═══ Data for processing

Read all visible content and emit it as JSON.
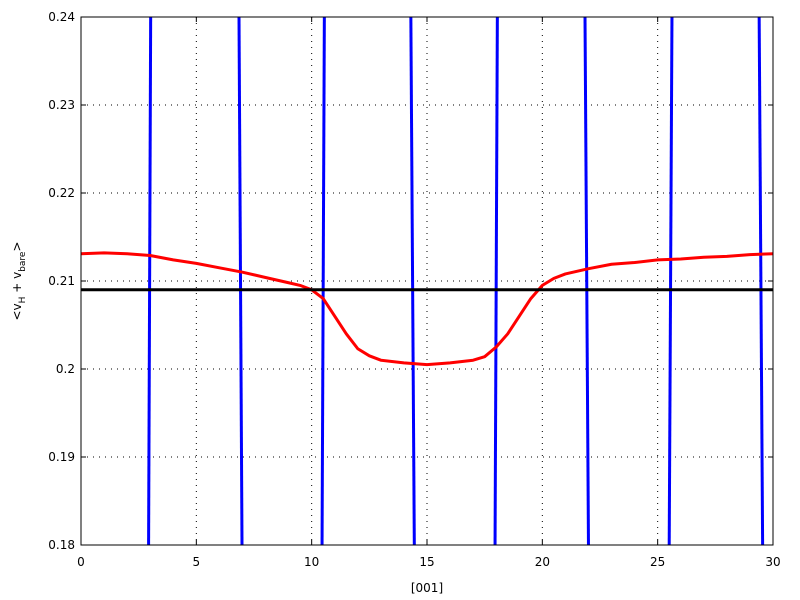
{
  "chart_data": {
    "type": "line",
    "xlabel": "[001]",
    "ylabel": {
      "prefix": "<v",
      "sub1": "H",
      "middle": " + v",
      "sub2": "bare",
      "suffix": ">"
    },
    "xlim": [
      0,
      30
    ],
    "ylim": [
      0.18,
      0.24
    ],
    "xticks": [
      0,
      5,
      10,
      15,
      20,
      25,
      30
    ],
    "yticks": [
      0.18,
      0.19,
      0.2,
      0.21,
      0.22,
      0.23,
      0.24
    ],
    "xtick_labels": [
      "0",
      "5",
      "10",
      "15",
      "20",
      "25",
      "30"
    ],
    "ytick_labels": [
      "0.18",
      "0.19",
      "0.2",
      "0.21",
      "0.22",
      "0.23",
      "0.24"
    ],
    "grid": true,
    "series": [
      {
        "color": "#0000ff",
        "style": "steep-crossings",
        "segments": [
          {
            "x": [
              2.93,
              3.02
            ],
            "y": [
              0.18,
              0.24
            ]
          },
          {
            "x": [
              6.85,
              6.98
            ],
            "y": [
              0.24,
              0.18
            ]
          },
          {
            "x": [
              10.45,
              10.55
            ],
            "y": [
              0.18,
              0.24
            ]
          },
          {
            "x": [
              14.3,
              14.45
            ],
            "y": [
              0.24,
              0.18
            ]
          },
          {
            "x": [
              17.95,
              18.05
            ],
            "y": [
              0.18,
              0.24
            ]
          },
          {
            "x": [
              21.85,
              22.0
            ],
            "y": [
              0.24,
              0.18
            ]
          },
          {
            "x": [
              25.5,
              25.62
            ],
            "y": [
              0.18,
              0.24
            ]
          },
          {
            "x": [
              29.4,
              29.55
            ],
            "y": [
              0.24,
              0.18
            ]
          }
        ]
      },
      {
        "color": "#ff0000",
        "x": [
          0,
          1,
          2,
          3,
          4,
          5,
          6,
          7,
          8,
          9,
          9.5,
          10,
          10.5,
          11,
          11.5,
          12,
          12.5,
          13,
          14,
          15,
          16,
          17,
          17.5,
          18,
          18.5,
          19,
          19.5,
          20,
          20.5,
          21,
          22,
          23,
          24,
          25,
          26,
          27,
          28,
          29,
          30
        ],
        "y": [
          0.2131,
          0.2132,
          0.2131,
          0.2129,
          0.2124,
          0.212,
          0.2115,
          0.211,
          0.2104,
          0.2098,
          0.2095,
          0.209,
          0.208,
          0.206,
          0.204,
          0.2023,
          0.2015,
          0.201,
          0.2007,
          0.2005,
          0.2007,
          0.201,
          0.2014,
          0.2025,
          0.204,
          0.206,
          0.208,
          0.2095,
          0.2103,
          0.2108,
          0.2114,
          0.2119,
          0.2121,
          0.2124,
          0.2125,
          0.2127,
          0.2128,
          0.213,
          0.2131
        ]
      },
      {
        "color": "#000000",
        "x": [
          0,
          30
        ],
        "y": [
          0.209,
          0.209
        ]
      }
    ]
  }
}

══════

= To do =
Repeat the data above exactly, but not the pictures.

= Finished exercise =
Read all visible content and emit it as JSON.
{
  "chart_data": {
    "type": "line",
    "xlabel": "[001]",
    "ylabel": {
      "prefix": "<v",
      "sub1": "H",
      "middle": " + v",
      "sub2": "bare",
      "suffix": ">"
    },
    "xlim": [
      0,
      30
    ],
    "ylim": [
      0.18,
      0.24
    ],
    "xticks": [
      0,
      5,
      10,
      15,
      20,
      25,
      30
    ],
    "yticks": [
      0.18,
      0.19,
      0.2,
      0.21,
      0.22,
      0.23,
      0.24
    ],
    "xtick_labels": [
      "0",
      "5",
      "10",
      "15",
      "20",
      "25",
      "30"
    ],
    "ytick_labels": [
      "0.18",
      "0.19",
      "0.2",
      "0.21",
      "0.22",
      "0.23",
      "0.24"
    ],
    "grid": true,
    "series": [
      {
        "color": "#0000ff",
        "style": "steep-crossings",
        "segments": [
          {
            "x": [
              2.93,
              3.02
            ],
            "y": [
              0.18,
              0.24
            ]
          },
          {
            "x": [
              6.85,
              6.98
            ],
            "y": [
              0.24,
              0.18
            ]
          },
          {
            "x": [
              10.45,
              10.55
            ],
            "y": [
              0.18,
              0.24
            ]
          },
          {
            "x": [
              14.3,
              14.45
            ],
            "y": [
              0.24,
              0.18
            ]
          },
          {
            "x": [
              17.95,
              18.05
            ],
            "y": [
              0.18,
              0.24
            ]
          },
          {
            "x": [
              21.85,
              22.0
            ],
            "y": [
              0.24,
              0.18
            ]
          },
          {
            "x": [
              25.5,
              25.62
            ],
            "y": [
              0.18,
              0.24
            ]
          },
          {
            "x": [
              29.4,
              29.55
            ],
            "y": [
              0.24,
              0.18
            ]
          }
        ]
      },
      {
        "color": "#ff0000",
        "x": [
          0,
          1,
          2,
          3,
          4,
          5,
          6,
          7,
          8,
          9,
          9.5,
          10,
          10.5,
          11,
          11.5,
          12,
          12.5,
          13,
          14,
          15,
          16,
          17,
          17.5,
          18,
          18.5,
          19,
          19.5,
          20,
          20.5,
          21,
          22,
          23,
          24,
          25,
          26,
          27,
          28,
          29,
          30
        ],
        "y": [
          0.2131,
          0.2132,
          0.2131,
          0.2129,
          0.2124,
          0.212,
          0.2115,
          0.211,
          0.2104,
          0.2098,
          0.2095,
          0.209,
          0.208,
          0.206,
          0.204,
          0.2023,
          0.2015,
          0.201,
          0.2007,
          0.2005,
          0.2007,
          0.201,
          0.2014,
          0.2025,
          0.204,
          0.206,
          0.208,
          0.2095,
          0.2103,
          0.2108,
          0.2114,
          0.2119,
          0.2121,
          0.2124,
          0.2125,
          0.2127,
          0.2128,
          0.213,
          0.2131
        ]
      },
      {
        "color": "#000000",
        "x": [
          0,
          30
        ],
        "y": [
          0.209,
          0.209
        ]
      }
    ]
  }
}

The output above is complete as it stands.